STORED ROWS >>
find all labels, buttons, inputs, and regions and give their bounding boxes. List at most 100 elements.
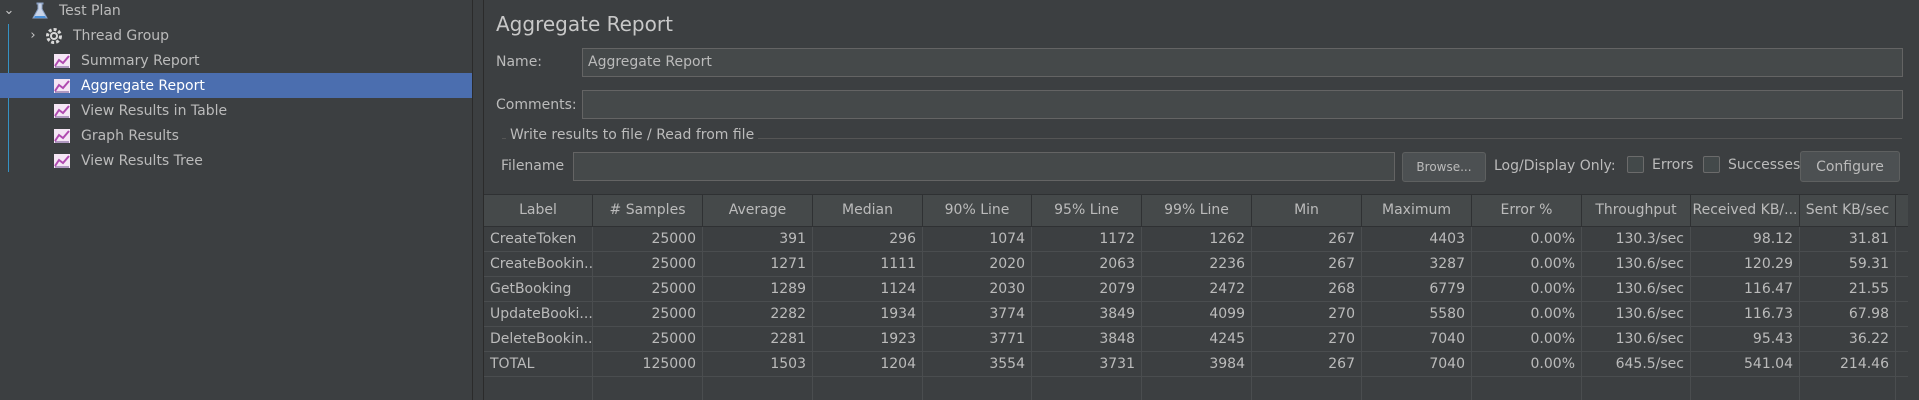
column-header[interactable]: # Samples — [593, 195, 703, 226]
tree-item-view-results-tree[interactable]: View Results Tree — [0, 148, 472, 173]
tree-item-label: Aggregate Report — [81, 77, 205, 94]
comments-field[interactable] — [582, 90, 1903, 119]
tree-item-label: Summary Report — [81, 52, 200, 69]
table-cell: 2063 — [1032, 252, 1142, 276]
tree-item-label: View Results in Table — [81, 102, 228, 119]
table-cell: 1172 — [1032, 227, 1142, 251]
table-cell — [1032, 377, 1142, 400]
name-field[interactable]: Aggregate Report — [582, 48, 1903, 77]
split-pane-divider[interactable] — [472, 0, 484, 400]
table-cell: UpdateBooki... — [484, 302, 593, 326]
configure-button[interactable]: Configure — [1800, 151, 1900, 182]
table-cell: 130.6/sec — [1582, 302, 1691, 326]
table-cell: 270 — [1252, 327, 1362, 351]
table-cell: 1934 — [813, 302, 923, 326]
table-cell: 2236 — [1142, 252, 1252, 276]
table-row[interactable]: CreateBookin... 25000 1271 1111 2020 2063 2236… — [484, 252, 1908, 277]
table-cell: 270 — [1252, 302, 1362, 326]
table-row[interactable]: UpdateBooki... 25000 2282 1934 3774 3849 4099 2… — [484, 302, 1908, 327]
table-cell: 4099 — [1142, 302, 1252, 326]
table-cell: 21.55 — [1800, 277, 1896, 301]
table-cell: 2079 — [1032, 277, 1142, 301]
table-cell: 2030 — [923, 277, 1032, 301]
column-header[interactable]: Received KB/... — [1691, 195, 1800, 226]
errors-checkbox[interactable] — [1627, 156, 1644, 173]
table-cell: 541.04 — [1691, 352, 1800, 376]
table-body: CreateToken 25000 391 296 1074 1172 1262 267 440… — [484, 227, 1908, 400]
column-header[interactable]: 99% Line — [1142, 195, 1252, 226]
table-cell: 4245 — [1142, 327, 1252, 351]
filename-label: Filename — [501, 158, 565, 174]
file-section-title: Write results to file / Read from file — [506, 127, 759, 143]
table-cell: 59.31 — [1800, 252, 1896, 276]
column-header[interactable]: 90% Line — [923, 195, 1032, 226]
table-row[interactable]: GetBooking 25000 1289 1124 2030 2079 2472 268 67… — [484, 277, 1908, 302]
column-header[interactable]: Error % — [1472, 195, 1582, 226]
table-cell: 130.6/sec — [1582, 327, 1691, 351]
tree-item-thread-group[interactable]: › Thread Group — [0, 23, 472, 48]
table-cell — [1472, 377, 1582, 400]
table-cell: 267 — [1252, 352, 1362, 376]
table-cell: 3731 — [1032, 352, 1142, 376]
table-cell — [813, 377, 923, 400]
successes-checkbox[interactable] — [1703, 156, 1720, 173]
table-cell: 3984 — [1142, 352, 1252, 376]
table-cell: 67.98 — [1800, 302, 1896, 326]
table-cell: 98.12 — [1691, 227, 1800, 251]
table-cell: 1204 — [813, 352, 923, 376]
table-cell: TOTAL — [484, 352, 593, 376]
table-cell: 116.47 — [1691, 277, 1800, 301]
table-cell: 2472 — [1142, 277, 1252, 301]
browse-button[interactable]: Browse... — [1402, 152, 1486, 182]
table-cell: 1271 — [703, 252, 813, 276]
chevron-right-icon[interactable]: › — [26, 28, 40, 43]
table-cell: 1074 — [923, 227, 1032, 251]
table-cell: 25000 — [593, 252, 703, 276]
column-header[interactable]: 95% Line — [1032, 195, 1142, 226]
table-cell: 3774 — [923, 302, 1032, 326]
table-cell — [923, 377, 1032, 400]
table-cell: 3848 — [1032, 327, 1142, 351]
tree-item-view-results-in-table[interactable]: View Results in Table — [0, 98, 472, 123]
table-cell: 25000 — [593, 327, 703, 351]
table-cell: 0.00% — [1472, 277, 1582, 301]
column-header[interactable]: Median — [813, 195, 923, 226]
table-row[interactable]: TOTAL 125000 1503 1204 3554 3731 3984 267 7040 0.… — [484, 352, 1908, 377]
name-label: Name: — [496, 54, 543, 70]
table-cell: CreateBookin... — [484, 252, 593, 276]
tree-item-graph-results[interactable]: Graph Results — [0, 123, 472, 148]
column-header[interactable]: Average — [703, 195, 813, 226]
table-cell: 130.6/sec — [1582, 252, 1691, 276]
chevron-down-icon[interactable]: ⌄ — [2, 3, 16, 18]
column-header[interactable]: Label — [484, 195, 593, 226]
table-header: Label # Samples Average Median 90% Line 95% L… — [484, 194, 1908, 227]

THE REQUEST >> Repeat every line of the material above word for word, leaving out the pictures.

RESPONSE TO THIS EXERCISE >>
find all labels, buttons, inputs, and regions and give their bounding boxes. List at most 100 elements.
column-header[interactable]: # Samples — [593, 195, 703, 226]
tree-item-view-results-tree[interactable]: View Results Tree — [0, 148, 472, 173]
tree-item-label: Aggregate Report — [81, 77, 205, 94]
comments-field[interactable] — [582, 90, 1903, 119]
tree-item-label: Summary Report — [81, 52, 200, 69]
table-cell: 2063 — [1032, 252, 1142, 276]
tree-item-label: View Results in Table — [81, 102, 228, 119]
table-cell: 1172 — [1032, 227, 1142, 251]
table-cell — [1032, 377, 1142, 400]
name-field[interactable]: Aggregate Report — [582, 48, 1903, 77]
split-pane-divider[interactable] — [472, 0, 484, 400]
table-cell: UpdateBooki... — [484, 302, 593, 326]
configure-button[interactable]: Configure — [1800, 151, 1900, 182]
table-cell: 130.6/sec — [1582, 302, 1691, 326]
table-cell: 270 — [1252, 327, 1362, 351]
table-cell: 1934 — [813, 302, 923, 326]
table-cell: 2236 — [1142, 252, 1252, 276]
table-row[interactable]: CreateBookin... 25000 1271 1111 2020 2063 2236… — [484, 252, 1908, 277]
table-cell: 270 — [1252, 302, 1362, 326]
table-row[interactable]: UpdateBooki... 25000 2282 1934 3774 3849 4099 2… — [484, 302, 1908, 327]
table-cell: 4099 — [1142, 302, 1252, 326]
table-cell: 21.55 — [1800, 277, 1896, 301]
table-cell: 2079 — [1032, 277, 1142, 301]
table-cell: 2030 — [923, 277, 1032, 301]
column-header[interactable]: Received KB/... — [1691, 195, 1800, 226]
errors-checkbox[interactable] — [1627, 156, 1644, 173]
table-cell: 541.04 — [1691, 352, 1800, 376]
table-body: CreateToken 25000 391 296 1074 1172 1262 267 440… — [484, 227, 1908, 400]
column-header[interactable]: 99% Line — [1142, 195, 1252, 226]
table-cell: 4245 — [1142, 327, 1252, 351]
filename-label: Filename — [501, 158, 565, 174]
file-section-title: Write results to file / Read from file — [506, 127, 759, 143]
table-cell: 59.31 — [1800, 252, 1896, 276]
column-header[interactable]: 90% Line — [923, 195, 1032, 226]
table-row[interactable]: GetBooking 25000 1289 1124 2030 2079 2472 268 67… — [484, 277, 1908, 302]
column-header[interactable]: Error % — [1472, 195, 1582, 226]
table-cell: 130.6/sec — [1582, 327, 1691, 351]
tree-item-thread-group[interactable]: › Thread Group — [0, 23, 472, 48]
table-cell — [1472, 377, 1582, 400]
table-cell: 267 — [1252, 352, 1362, 376]
table-cell: 3731 — [1032, 352, 1142, 376]
table-cell — [813, 377, 923, 400]
successes-checkbox[interactable] — [1703, 156, 1720, 173]
table-cell: 3984 — [1142, 352, 1252, 376]
table-cell: 67.98 — [1800, 302, 1896, 326]
table-cell: 98.12 — [1691, 227, 1800, 251]
table-cell: 1204 — [813, 352, 923, 376]
table-cell: TOTAL — [484, 352, 593, 376]
table-cell: 116.47 — [1691, 277, 1800, 301]
table-cell: 2472 — [1142, 277, 1252, 301]
browse-button[interactable]: Browse... — [1402, 152, 1486, 182]
table-cell: 1271 — [703, 252, 813, 276]
chevron-right-icon[interactable]: › — [26, 28, 40, 43]
table-cell: 1074 — [923, 227, 1032, 251]
table-cell: 25000 — [593, 252, 703, 276]
column-header[interactable]: 95% Line — [1032, 195, 1142, 226]
table-cell: 3774 — [923, 302, 1032, 326]
table-cell — [923, 377, 1032, 400]
table-cell: 3848 — [1032, 327, 1142, 351]
tree-item-view-results-in-table[interactable]: View Results in Table — [0, 98, 472, 123]
table-cell: 25000 — [593, 327, 703, 351]
table-cell: 0.00% — [1472, 277, 1582, 301]
column-header[interactable]: Median — [813, 195, 923, 226]
table-row[interactable]: TOTAL 125000 1503 1204 3554 3731 3984 267 7040 0.… — [484, 352, 1908, 377]
name-label: Name: — [496, 54, 543, 70]
table-cell: CreateBookin... — [484, 252, 593, 276]
tree-item-graph-results[interactable]: Graph Results — [0, 123, 472, 148]
column-header[interactable]: Average — [703, 195, 813, 226]
table-cell: 130.6/sec — [1582, 252, 1691, 276]
chevron-down-icon[interactable]: ⌄ — [2, 3, 16, 18]
column-header[interactable]: Label — [484, 195, 593, 226]
table-header: Label # Samples Average Median 90% Line 95% L… — [484, 194, 1908, 227]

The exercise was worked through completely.